◆ DESCRIPTION OF THE TASK
Give a verbatim copy of the lines below, minus the pictures.
>> Start
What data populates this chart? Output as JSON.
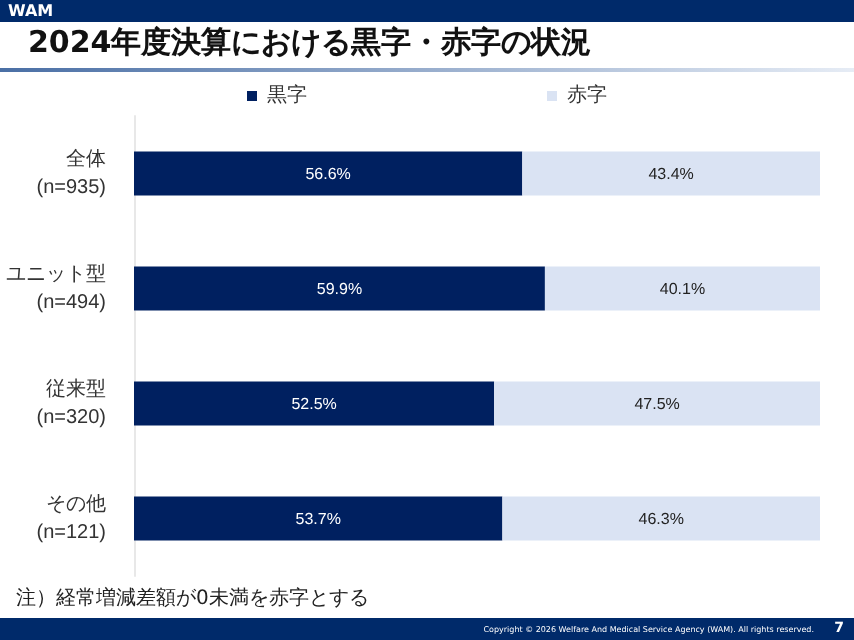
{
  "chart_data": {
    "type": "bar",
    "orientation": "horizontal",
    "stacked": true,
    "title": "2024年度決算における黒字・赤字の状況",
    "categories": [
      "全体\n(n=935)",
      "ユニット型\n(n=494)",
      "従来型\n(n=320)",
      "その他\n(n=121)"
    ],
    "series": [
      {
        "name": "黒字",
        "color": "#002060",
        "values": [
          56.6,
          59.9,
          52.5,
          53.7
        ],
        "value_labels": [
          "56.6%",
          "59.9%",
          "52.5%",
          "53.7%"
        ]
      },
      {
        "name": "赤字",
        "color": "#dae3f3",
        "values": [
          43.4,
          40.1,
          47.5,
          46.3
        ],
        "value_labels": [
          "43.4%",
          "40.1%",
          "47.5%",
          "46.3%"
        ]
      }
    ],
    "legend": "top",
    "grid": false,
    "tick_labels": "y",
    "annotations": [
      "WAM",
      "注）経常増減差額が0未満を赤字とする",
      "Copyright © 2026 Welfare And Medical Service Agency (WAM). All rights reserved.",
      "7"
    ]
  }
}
>> End
◆ TASK RESPONSE
What data populates this chart? Output as JSON.
{
  "chart_data": {
    "type": "bar",
    "orientation": "horizontal",
    "stacked": true,
    "title": "2024年度決算における黒字・赤字の状況",
    "categories": [
      "全体\n(n=935)",
      "ユニット型\n(n=494)",
      "従来型\n(n=320)",
      "その他\n(n=121)"
    ],
    "series": [
      {
        "name": "黒字",
        "color": "#002060",
        "values": [
          56.6,
          59.9,
          52.5,
          53.7
        ],
        "value_labels": [
          "56.6%",
          "59.9%",
          "52.5%",
          "53.7%"
        ]
      },
      {
        "name": "赤字",
        "color": "#dae3f3",
        "values": [
          43.4,
          40.1,
          47.5,
          46.3
        ],
        "value_labels": [
          "43.4%",
          "40.1%",
          "47.5%",
          "46.3%"
        ]
      }
    ],
    "legend": "top",
    "grid": false,
    "tick_labels": "y",
    "annotations": [
      "WAM",
      "注）経常増減差額が0未満を赤字とする",
      "Copyright © 2026 Welfare And Medical Service Agency (WAM). All rights reserved.",
      "7"
    ]
  }
}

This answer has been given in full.